Task to complete
Please print the full listing exactly.

Data extract
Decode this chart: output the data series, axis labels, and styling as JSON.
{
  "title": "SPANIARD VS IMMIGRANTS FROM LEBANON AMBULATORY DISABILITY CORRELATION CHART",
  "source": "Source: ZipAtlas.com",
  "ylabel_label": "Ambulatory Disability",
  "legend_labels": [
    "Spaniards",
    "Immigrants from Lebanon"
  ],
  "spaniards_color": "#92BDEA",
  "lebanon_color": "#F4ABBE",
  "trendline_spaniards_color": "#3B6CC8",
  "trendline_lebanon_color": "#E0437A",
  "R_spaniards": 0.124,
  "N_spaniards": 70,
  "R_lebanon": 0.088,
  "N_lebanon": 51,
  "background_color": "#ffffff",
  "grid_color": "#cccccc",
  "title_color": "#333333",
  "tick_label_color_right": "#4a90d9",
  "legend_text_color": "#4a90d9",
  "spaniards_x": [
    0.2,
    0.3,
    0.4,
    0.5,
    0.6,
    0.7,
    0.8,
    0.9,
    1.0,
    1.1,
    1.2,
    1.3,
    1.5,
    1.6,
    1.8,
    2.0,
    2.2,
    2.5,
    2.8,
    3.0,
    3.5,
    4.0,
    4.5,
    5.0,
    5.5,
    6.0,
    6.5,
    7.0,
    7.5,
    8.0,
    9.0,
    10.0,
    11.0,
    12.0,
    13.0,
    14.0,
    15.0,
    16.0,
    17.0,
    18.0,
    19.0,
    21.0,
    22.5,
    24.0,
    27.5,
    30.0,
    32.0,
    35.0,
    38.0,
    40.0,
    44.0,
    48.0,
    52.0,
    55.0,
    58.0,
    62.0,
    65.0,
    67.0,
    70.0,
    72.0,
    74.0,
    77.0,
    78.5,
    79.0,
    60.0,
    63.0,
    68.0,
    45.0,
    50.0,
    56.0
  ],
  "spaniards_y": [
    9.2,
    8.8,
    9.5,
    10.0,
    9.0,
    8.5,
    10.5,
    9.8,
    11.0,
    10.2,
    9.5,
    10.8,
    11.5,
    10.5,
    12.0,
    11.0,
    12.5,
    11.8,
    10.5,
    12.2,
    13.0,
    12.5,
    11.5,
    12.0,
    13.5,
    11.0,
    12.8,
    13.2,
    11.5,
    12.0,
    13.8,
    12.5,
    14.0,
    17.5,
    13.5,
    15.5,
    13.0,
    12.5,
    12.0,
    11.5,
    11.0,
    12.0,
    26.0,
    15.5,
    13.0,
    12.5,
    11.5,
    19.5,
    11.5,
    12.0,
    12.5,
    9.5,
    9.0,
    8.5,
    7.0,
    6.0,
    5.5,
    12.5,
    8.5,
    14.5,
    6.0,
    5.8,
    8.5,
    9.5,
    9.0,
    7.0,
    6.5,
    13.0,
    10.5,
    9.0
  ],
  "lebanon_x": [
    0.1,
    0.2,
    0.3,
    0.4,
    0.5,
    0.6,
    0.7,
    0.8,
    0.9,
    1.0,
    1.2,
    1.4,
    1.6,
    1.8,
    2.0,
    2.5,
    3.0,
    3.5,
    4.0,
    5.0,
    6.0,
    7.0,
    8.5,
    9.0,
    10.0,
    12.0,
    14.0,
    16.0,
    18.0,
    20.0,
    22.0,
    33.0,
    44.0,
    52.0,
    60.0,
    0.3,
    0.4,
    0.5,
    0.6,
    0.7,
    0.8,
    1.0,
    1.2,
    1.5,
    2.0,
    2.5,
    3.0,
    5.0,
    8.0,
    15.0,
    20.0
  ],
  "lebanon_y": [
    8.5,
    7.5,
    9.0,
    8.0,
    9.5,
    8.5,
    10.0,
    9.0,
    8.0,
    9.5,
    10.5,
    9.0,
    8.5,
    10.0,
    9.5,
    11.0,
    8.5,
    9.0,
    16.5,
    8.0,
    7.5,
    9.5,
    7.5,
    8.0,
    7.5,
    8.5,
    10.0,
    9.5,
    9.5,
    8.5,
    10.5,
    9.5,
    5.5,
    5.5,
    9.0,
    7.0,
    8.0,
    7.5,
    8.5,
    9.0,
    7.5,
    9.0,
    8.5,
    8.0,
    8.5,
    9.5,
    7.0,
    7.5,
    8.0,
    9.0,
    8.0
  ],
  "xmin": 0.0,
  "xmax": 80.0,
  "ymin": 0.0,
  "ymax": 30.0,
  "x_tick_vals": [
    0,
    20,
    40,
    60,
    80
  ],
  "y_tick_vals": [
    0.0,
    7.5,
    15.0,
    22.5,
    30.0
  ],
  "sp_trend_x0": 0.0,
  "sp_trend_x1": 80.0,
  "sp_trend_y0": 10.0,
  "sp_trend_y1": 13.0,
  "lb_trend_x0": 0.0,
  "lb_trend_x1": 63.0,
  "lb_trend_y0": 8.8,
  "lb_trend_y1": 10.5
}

Output for this exercise
Decode this chart: output the data series, axis labels, and styling as JSON.
{
  "title": "SPANIARD VS IMMIGRANTS FROM LEBANON AMBULATORY DISABILITY CORRELATION CHART",
  "source": "Source: ZipAtlas.com",
  "ylabel_label": "Ambulatory Disability",
  "legend_labels": [
    "Spaniards",
    "Immigrants from Lebanon"
  ],
  "spaniards_color": "#92BDEA",
  "lebanon_color": "#F4ABBE",
  "trendline_spaniards_color": "#3B6CC8",
  "trendline_lebanon_color": "#E0437A",
  "R_spaniards": 0.124,
  "N_spaniards": 70,
  "R_lebanon": 0.088,
  "N_lebanon": 51,
  "background_color": "#ffffff",
  "grid_color": "#cccccc",
  "title_color": "#333333",
  "tick_label_color_right": "#4a90d9",
  "legend_text_color": "#4a90d9",
  "spaniards_x": [
    0.2,
    0.3,
    0.4,
    0.5,
    0.6,
    0.7,
    0.8,
    0.9,
    1.0,
    1.1,
    1.2,
    1.3,
    1.5,
    1.6,
    1.8,
    2.0,
    2.2,
    2.5,
    2.8,
    3.0,
    3.5,
    4.0,
    4.5,
    5.0,
    5.5,
    6.0,
    6.5,
    7.0,
    7.5,
    8.0,
    9.0,
    10.0,
    11.0,
    12.0,
    13.0,
    14.0,
    15.0,
    16.0,
    17.0,
    18.0,
    19.0,
    21.0,
    22.5,
    24.0,
    27.5,
    30.0,
    32.0,
    35.0,
    38.0,
    40.0,
    44.0,
    48.0,
    52.0,
    55.0,
    58.0,
    62.0,
    65.0,
    67.0,
    70.0,
    72.0,
    74.0,
    77.0,
    78.5,
    79.0,
    60.0,
    63.0,
    68.0,
    45.0,
    50.0,
    56.0
  ],
  "spaniards_y": [
    9.2,
    8.8,
    9.5,
    10.0,
    9.0,
    8.5,
    10.5,
    9.8,
    11.0,
    10.2,
    9.5,
    10.8,
    11.5,
    10.5,
    12.0,
    11.0,
    12.5,
    11.8,
    10.5,
    12.2,
    13.0,
    12.5,
    11.5,
    12.0,
    13.5,
    11.0,
    12.8,
    13.2,
    11.5,
    12.0,
    13.8,
    12.5,
    14.0,
    17.5,
    13.5,
    15.5,
    13.0,
    12.5,
    12.0,
    11.5,
    11.0,
    12.0,
    26.0,
    15.5,
    13.0,
    12.5,
    11.5,
    19.5,
    11.5,
    12.0,
    12.5,
    9.5,
    9.0,
    8.5,
    7.0,
    6.0,
    5.5,
    12.5,
    8.5,
    14.5,
    6.0,
    5.8,
    8.5,
    9.5,
    9.0,
    7.0,
    6.5,
    13.0,
    10.5,
    9.0
  ],
  "lebanon_x": [
    0.1,
    0.2,
    0.3,
    0.4,
    0.5,
    0.6,
    0.7,
    0.8,
    0.9,
    1.0,
    1.2,
    1.4,
    1.6,
    1.8,
    2.0,
    2.5,
    3.0,
    3.5,
    4.0,
    5.0,
    6.0,
    7.0,
    8.5,
    9.0,
    10.0,
    12.0,
    14.0,
    16.0,
    18.0,
    20.0,
    22.0,
    33.0,
    44.0,
    52.0,
    60.0,
    0.3,
    0.4,
    0.5,
    0.6,
    0.7,
    0.8,
    1.0,
    1.2,
    1.5,
    2.0,
    2.5,
    3.0,
    5.0,
    8.0,
    15.0,
    20.0
  ],
  "lebanon_y": [
    8.5,
    7.5,
    9.0,
    8.0,
    9.5,
    8.5,
    10.0,
    9.0,
    8.0,
    9.5,
    10.5,
    9.0,
    8.5,
    10.0,
    9.5,
    11.0,
    8.5,
    9.0,
    16.5,
    8.0,
    7.5,
    9.5,
    7.5,
    8.0,
    7.5,
    8.5,
    10.0,
    9.5,
    9.5,
    8.5,
    10.5,
    9.5,
    5.5,
    5.5,
    9.0,
    7.0,
    8.0,
    7.5,
    8.5,
    9.0,
    7.5,
    9.0,
    8.5,
    8.0,
    8.5,
    9.5,
    7.0,
    7.5,
    8.0,
    9.0,
    8.0
  ],
  "xmin": 0.0,
  "xmax": 80.0,
  "ymin": 0.0,
  "ymax": 30.0,
  "x_tick_vals": [
    0,
    20,
    40,
    60,
    80
  ],
  "y_tick_vals": [
    0.0,
    7.5,
    15.0,
    22.5,
    30.0
  ],
  "sp_trend_x0": 0.0,
  "sp_trend_x1": 80.0,
  "sp_trend_y0": 10.0,
  "sp_trend_y1": 13.0,
  "lb_trend_x0": 0.0,
  "lb_trend_x1": 63.0,
  "lb_trend_y0": 8.8,
  "lb_trend_y1": 10.5
}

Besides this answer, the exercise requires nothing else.